» **Exercise goal**
Review the material line by line. Identify and copy every line that contains the string "secara".
_____
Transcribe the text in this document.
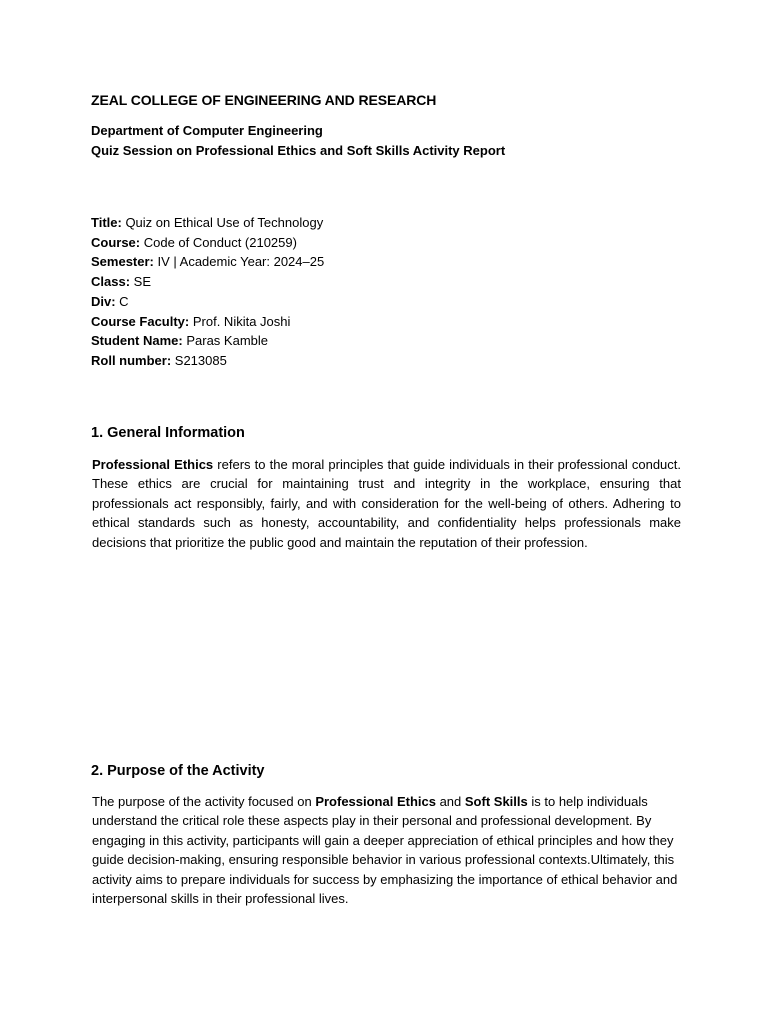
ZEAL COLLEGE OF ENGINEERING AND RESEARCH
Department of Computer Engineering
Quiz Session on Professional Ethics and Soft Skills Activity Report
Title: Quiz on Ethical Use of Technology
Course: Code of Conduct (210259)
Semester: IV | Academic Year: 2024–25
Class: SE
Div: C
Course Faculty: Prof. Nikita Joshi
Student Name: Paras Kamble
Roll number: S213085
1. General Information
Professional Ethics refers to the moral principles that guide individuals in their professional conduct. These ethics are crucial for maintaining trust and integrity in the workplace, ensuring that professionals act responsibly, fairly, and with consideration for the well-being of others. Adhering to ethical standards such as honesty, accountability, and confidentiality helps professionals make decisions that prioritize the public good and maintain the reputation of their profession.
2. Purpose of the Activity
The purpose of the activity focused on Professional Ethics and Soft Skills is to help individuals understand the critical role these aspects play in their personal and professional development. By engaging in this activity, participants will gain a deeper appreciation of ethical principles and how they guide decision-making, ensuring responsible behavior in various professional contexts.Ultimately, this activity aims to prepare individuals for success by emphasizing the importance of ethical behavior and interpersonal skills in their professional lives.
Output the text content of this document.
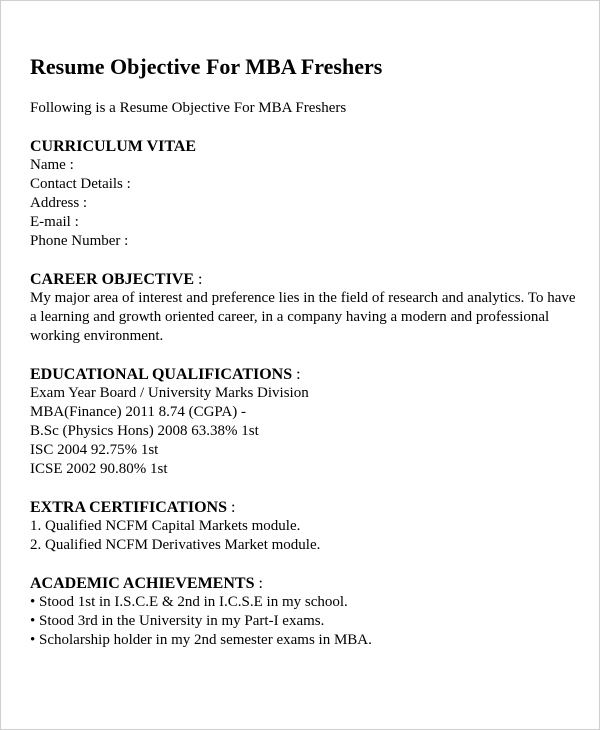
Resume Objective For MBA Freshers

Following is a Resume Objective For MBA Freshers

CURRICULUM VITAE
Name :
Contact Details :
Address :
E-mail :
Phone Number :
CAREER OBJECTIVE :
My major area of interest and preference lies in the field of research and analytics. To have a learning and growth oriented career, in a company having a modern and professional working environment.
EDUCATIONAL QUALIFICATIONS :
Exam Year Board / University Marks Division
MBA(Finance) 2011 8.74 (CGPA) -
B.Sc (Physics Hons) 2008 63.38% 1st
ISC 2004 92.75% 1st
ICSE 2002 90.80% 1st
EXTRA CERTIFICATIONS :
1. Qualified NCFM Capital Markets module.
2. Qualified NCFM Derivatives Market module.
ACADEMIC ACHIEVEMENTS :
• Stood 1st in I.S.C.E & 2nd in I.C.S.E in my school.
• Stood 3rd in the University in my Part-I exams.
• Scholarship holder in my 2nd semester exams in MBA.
_____
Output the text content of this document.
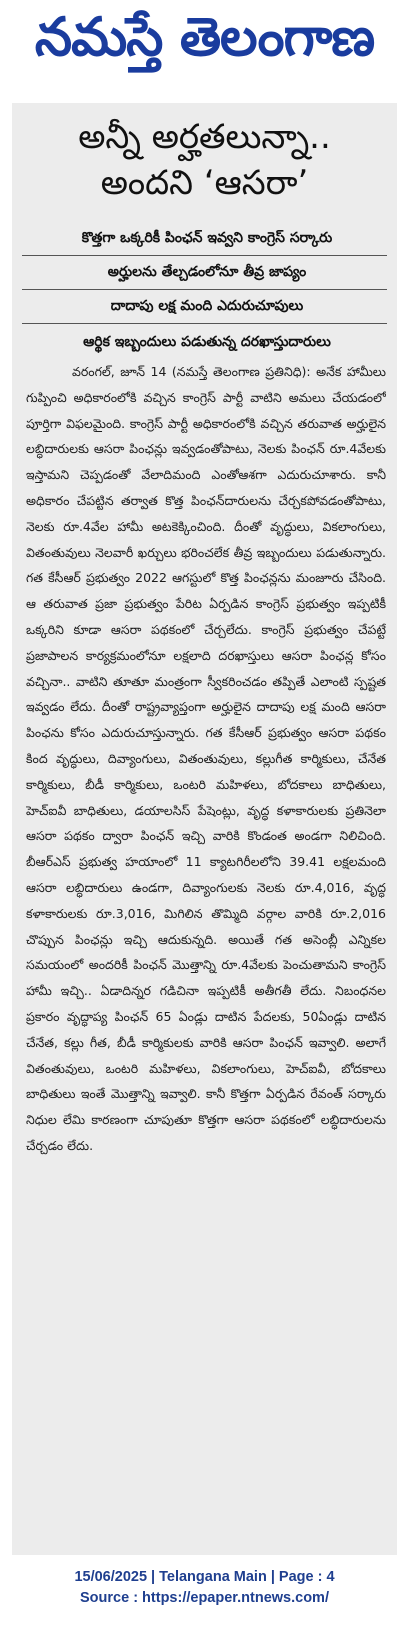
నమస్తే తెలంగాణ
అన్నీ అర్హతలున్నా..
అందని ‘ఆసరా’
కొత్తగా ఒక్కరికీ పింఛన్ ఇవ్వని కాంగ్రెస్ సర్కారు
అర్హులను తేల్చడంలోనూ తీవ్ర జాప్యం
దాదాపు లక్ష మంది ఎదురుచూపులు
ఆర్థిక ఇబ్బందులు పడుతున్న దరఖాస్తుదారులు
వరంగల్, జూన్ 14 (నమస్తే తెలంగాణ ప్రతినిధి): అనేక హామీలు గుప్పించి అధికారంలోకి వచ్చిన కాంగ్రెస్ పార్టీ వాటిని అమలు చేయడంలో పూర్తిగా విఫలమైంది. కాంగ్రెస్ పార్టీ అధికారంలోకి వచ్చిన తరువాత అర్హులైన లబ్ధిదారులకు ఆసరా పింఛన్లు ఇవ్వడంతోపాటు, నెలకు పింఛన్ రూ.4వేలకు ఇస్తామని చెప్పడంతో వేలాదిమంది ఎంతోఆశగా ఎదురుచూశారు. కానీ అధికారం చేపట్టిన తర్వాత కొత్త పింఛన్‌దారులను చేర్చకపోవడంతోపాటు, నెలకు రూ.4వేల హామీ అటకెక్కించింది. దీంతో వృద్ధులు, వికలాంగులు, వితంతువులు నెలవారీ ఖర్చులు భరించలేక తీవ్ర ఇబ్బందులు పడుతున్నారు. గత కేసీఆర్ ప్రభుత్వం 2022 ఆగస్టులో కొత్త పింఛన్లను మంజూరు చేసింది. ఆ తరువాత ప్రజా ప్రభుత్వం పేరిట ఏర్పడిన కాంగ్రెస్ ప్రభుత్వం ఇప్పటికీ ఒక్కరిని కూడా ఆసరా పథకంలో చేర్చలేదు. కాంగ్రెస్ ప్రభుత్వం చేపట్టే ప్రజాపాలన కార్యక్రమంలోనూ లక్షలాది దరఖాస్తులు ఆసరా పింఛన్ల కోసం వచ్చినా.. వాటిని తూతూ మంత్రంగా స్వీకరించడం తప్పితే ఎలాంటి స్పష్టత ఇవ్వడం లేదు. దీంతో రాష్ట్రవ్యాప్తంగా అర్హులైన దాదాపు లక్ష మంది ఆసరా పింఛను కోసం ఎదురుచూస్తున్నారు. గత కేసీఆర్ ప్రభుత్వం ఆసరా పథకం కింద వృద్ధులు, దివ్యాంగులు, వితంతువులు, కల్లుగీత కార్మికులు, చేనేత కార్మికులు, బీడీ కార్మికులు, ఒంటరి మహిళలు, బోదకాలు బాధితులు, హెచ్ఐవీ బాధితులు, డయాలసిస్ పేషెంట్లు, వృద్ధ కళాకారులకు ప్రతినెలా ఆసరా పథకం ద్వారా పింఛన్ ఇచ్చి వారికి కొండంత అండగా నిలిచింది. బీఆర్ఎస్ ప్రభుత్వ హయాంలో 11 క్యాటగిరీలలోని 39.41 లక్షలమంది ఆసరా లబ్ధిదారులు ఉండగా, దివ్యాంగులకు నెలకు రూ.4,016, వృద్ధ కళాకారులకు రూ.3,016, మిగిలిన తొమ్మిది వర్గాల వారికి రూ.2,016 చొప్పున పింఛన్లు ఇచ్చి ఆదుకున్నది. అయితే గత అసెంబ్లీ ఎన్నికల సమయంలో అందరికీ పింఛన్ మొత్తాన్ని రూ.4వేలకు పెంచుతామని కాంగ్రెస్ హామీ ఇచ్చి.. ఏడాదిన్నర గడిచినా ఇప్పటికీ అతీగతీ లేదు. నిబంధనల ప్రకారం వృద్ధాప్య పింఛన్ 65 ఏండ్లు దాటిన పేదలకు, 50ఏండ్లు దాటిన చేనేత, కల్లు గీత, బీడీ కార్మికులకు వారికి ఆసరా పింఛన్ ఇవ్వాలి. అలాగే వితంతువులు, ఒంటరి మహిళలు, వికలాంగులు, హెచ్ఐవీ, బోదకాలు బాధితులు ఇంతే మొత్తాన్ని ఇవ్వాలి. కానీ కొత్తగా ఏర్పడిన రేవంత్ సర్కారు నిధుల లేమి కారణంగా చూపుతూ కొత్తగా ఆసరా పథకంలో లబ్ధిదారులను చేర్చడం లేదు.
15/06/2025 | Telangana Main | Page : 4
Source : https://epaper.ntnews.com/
_____
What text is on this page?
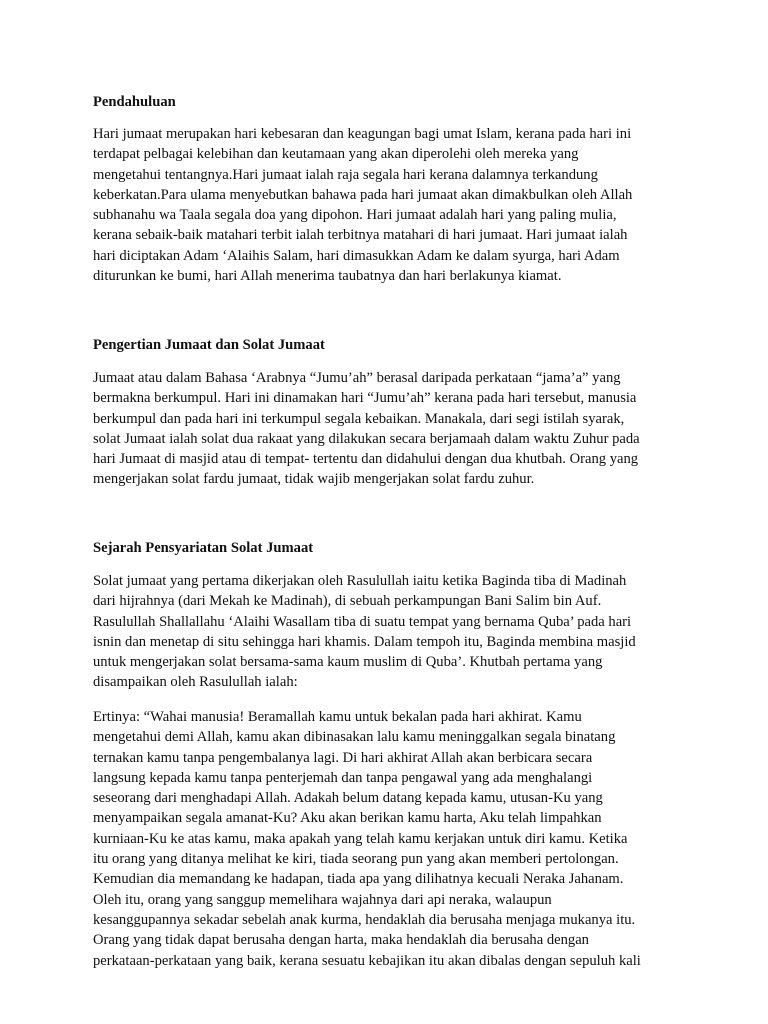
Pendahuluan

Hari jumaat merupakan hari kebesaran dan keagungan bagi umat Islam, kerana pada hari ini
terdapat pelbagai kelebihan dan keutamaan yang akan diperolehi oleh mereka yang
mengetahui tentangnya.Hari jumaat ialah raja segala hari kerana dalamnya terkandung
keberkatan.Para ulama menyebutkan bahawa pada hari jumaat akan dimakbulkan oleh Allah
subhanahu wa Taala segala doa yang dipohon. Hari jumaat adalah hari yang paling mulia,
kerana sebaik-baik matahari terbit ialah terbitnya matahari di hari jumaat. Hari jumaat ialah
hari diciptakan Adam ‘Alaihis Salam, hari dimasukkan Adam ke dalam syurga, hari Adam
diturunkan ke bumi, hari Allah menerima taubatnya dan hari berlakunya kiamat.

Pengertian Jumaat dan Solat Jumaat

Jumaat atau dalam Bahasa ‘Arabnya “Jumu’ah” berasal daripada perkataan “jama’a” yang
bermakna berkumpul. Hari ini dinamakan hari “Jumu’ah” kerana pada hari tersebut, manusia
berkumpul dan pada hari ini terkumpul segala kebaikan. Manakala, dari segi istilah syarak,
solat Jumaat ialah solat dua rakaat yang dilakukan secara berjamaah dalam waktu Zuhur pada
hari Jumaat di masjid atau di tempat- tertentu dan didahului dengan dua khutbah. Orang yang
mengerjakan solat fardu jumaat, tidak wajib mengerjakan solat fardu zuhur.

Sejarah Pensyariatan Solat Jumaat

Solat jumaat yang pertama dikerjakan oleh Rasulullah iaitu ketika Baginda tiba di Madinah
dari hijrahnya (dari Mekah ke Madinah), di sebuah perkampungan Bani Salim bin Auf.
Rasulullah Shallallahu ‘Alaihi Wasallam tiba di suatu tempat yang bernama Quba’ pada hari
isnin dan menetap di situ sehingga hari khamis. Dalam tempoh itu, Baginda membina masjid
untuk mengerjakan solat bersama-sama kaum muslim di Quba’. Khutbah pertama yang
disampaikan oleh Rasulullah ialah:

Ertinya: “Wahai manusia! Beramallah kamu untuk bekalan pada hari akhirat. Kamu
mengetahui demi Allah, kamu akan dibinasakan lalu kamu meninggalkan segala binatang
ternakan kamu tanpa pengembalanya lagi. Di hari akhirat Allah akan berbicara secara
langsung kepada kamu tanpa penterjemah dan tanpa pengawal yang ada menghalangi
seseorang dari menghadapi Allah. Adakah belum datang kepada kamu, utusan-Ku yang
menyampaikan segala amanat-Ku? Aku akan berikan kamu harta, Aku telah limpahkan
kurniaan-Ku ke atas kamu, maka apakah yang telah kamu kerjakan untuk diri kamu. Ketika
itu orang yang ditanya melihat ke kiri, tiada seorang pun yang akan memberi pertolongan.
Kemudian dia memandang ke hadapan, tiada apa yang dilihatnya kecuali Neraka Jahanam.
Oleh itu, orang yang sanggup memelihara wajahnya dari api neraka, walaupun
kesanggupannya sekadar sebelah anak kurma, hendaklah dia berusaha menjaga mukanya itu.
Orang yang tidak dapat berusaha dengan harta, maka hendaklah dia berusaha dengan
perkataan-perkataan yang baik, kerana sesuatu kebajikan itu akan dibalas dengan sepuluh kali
_____
» **Result of this task**
solat Jumaat ialah solat dua rakaat yang dilakukan secara berjamaah dalam waktu Zuhur pada
ternakan kamu tanpa pengembalanya lagi. Di hari akhirat Allah akan berbicara secara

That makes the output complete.